Isolate every line in the data with the string "English" and copy it.

[Stored records]
══════════
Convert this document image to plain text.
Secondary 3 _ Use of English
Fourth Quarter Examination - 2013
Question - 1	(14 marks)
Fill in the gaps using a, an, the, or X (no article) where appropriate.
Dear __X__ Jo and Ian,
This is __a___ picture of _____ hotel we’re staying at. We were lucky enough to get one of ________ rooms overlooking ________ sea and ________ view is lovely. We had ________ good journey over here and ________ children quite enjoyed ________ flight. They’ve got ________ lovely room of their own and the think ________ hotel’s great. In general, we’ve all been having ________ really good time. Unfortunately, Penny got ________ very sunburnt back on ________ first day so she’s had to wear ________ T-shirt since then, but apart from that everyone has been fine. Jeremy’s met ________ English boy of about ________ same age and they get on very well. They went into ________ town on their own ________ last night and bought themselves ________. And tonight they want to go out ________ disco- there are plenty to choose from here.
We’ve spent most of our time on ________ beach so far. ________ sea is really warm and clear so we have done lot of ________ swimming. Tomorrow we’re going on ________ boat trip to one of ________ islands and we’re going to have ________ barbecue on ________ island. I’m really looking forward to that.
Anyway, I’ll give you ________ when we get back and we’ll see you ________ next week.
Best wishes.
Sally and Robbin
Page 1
══════════
§ **Result**
Secondary 3 _ Use of English
This is __a___ picture of _____ hotel we’re staying at. We were lucky enough to get one of ________ rooms overlooking ________ sea and ________ view is lovely. We had ________ good journey over here and ________ children quite enjoyed ________ flight. They’ve got ________ lovely room of their own and the think ________ hotel’s great. In general, we’ve all been having ________ really good time. Unfortunately, Penny got ________ very sunburnt back on ________ first day so she’s had to wear ________ T-shirt since then, but apart from that everyone has been fine. Jeremy’s met ________ English boy of about ________ same age and they get on very well. They went into ________ town on their own ________ last night and bought themselves ________. And tonight they want to go out ________ disco- there are plenty to choose from here.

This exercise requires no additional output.